## Short task
Below are some entries. Output each one exactly as it appears.
_ _ _
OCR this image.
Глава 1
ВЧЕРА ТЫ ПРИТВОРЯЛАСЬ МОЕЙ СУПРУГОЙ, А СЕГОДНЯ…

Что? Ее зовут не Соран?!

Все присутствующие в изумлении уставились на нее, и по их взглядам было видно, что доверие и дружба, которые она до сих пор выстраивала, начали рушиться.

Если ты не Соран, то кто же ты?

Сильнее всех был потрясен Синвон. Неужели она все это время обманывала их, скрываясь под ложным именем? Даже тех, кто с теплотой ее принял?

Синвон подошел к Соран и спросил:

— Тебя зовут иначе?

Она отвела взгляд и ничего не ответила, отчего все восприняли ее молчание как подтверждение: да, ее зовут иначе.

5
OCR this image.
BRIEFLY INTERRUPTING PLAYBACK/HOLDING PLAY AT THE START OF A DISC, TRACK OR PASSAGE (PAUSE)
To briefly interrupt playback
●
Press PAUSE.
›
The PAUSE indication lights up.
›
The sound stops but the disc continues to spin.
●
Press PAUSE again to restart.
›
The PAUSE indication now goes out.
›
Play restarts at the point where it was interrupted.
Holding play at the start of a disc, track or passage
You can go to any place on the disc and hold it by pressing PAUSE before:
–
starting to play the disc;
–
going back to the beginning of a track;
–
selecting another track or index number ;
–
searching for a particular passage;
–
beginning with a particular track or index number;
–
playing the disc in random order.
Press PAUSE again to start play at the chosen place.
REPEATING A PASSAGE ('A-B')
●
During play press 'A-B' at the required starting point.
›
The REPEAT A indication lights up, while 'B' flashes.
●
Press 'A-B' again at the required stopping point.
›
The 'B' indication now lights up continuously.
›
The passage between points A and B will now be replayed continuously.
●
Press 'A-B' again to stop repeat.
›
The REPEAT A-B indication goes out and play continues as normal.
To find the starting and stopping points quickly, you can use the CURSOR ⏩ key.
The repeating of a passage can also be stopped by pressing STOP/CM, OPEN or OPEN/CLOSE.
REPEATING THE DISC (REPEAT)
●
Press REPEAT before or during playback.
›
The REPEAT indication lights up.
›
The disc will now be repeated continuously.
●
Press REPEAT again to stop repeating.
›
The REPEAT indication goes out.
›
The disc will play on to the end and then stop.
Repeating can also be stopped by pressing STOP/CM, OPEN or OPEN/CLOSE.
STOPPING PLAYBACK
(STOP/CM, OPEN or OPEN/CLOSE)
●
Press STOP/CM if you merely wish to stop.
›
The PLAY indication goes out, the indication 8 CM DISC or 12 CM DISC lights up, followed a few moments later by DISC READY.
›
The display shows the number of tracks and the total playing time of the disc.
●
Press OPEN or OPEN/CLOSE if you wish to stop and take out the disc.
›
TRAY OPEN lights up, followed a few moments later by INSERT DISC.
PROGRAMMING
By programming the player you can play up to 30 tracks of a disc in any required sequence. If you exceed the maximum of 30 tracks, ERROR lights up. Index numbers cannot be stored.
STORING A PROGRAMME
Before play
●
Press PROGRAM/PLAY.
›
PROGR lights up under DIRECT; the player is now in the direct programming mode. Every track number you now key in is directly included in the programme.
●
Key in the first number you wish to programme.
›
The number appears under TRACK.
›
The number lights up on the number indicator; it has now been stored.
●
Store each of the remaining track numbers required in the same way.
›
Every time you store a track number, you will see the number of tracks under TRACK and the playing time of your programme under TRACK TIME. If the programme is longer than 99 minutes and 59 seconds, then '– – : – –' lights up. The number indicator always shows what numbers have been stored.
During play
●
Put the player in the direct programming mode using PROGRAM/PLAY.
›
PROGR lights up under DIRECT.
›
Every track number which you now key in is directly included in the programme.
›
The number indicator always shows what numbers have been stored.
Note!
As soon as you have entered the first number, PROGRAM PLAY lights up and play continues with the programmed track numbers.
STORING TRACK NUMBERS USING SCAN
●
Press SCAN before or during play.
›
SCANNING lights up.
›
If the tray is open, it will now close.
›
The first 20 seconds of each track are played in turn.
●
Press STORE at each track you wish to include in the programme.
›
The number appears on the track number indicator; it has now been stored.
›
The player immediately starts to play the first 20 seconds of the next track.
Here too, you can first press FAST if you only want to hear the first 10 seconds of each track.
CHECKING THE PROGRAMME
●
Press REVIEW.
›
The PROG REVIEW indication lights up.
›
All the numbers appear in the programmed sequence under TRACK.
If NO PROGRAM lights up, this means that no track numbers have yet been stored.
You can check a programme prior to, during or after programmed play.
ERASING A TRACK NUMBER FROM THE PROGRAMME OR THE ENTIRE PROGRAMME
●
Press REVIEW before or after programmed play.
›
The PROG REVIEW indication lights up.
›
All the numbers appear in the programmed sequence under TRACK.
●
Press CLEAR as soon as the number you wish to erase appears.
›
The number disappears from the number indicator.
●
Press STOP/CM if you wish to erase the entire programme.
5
_ _ _
## Finished answer
OCR this image.
Глава 1
ВЧЕРА ТЫ ПРИТВОРЯЛАСЬ МОЕЙ СУПРУГОЙ, А СЕГОДНЯ…

Что? Ее зовут не Соран?!

Все присутствующие в изумлении уставились на нее, и по их взглядам было видно, что доверие и дружба, которые она до сих пор выстраивала, начали рушиться.

Если ты не Соран, то кто же ты?

Сильнее всех был потрясен Синвон. Неужели она все это время обманывала их, скрываясь под ложным именем? Даже тех, кто с теплотой ее принял?

Синвон подошел к Соран и спросил:

— Тебя зовут иначе?

Она отвела взгляд и ничего не ответила, отчего все восприняли ее молчание как подтверждение: да, ее зовут иначе.

5
OCR this image.
BRIEFLY INTERRUPTING PLAYBACK/HOLDING PLAY AT THE START OF A DISC, TRACK OR PASSAGE (PAUSE)
To briefly interrupt playback
●
Press PAUSE.
›
The PAUSE indication lights up.
›
The sound stops but the disc continues to spin.
●
Press PAUSE again to restart.
›
The PAUSE indication now goes out.
›
Play restarts at the point where it was interrupted.
Holding play at the start of a disc, track or passage
You can go to any place on the disc and hold it by pressing PAUSE before:
–
starting to play the disc;
–
going back to the beginning of a track;
–
selecting another track or index number ;
–
searching for a particular passage;
–
beginning with a particular track or index number;
–
playing the disc in random order.
Press PAUSE again to start play at the chosen place.
REPEATING A PASSAGE ('A-B')
●
During play press 'A-B' at the required starting point.
›
The REPEAT A indication lights up, while 'B' flashes.
●
Press 'A-B' again at the required stopping point.
›
The 'B' indication now lights up continuously.
›
The passage between points A and B will now be replayed continuously.
●
Press 'A-B' again to stop repeat.
›
The REPEAT A-B indication goes out and play continues as normal.
To find the starting and stopping points quickly, you can use the CURSOR ⏩ key.
The repeating of a passage can also be stopped by pressing STOP/CM, OPEN or OPEN/CLOSE.
REPEATING THE DISC (REPEAT)
●
Press REPEAT before or during playback.
›
The REPEAT indication lights up.
›
The disc will now be repeated continuously.
●
Press REPEAT again to stop repeating.
›
The REPEAT indication goes out.
›
The disc will play on to the end and then stop.
Repeating can also be stopped by pressing STOP/CM, OPEN or OPEN/CLOSE.
STOPPING PLAYBACK
(STOP/CM, OPEN or OPEN/CLOSE)
●
Press STOP/CM if you merely wish to stop.
›
The PLAY indication goes out, the indication 8 CM DISC or 12 CM DISC lights up, followed a few moments later by DISC READY.
›
The display shows the number of tracks and the total playing time of the disc.
●
Press OPEN or OPEN/CLOSE if you wish to stop and take out the disc.
›
TRAY OPEN lights up, followed a few moments later by INSERT DISC.
PROGRAMMING
By programming the player you can play up to 30 tracks of a disc in any required sequence. If you exceed the maximum of 30 tracks, ERROR lights up. Index numbers cannot be stored.
STORING A PROGRAMME
Before play
●
Press PROGRAM/PLAY.
›
PROGR lights up under DIRECT; the player is now in the direct programming mode. Every track number you now key in is directly included in the programme.
●
Key in the first number you wish to programme.
›
The number appears under TRACK.
›
The number lights up on the number indicator; it has now been stored.
●
Store each of the remaining track numbers required in the same way.
›
Every time you store a track number, you will see the number of tracks under TRACK and the playing time of your programme under TRACK TIME. If the programme is longer than 99 minutes and 59 seconds, then '– – : – –' lights up. The number indicator always shows what numbers have been stored.
During play
●
Put the player in the direct programming mode using PROGRAM/PLAY.
›
PROGR lights up under DIRECT.
›
Every track number which you now key in is directly included in the programme.
›
The number indicator always shows what numbers have been stored.
Note!
As soon as you have entered the first number, PROGRAM PLAY lights up and play continues with the programmed track numbers.
STORING TRACK NUMBERS USING SCAN
●
Press SCAN before or during play.
›
SCANNING lights up.
›
If the tray is open, it will now close.
›
The first 20 seconds of each track are played in turn.
●
Press STORE at each track you wish to include in the programme.
›
The number appears on the track number indicator; it has now been stored.
›
The player immediately starts to play the first 20 seconds of the next track.
Here too, you can first press FAST if you only want to hear the first 10 seconds of each track.
CHECKING THE PROGRAMME
●
Press REVIEW.
›
The PROG REVIEW indication lights up.
›
All the numbers appear in the programmed sequence under TRACK.
If NO PROGRAM lights up, this means that no track numbers have yet been stored.
You can check a programme prior to, during or after programmed play.
ERASING A TRACK NUMBER FROM THE PROGRAMME OR THE ENTIRE PROGRAMME
●
Press REVIEW before or after programmed play.
›
The PROG REVIEW indication lights up.
›
All the numbers appear in the programmed sequence under TRACK.
●
Press CLEAR as soon as the number you wish to erase appears.
›
The number disappears from the number indicator.
●
Press STOP/CM if you wish to erase the entire programme.
5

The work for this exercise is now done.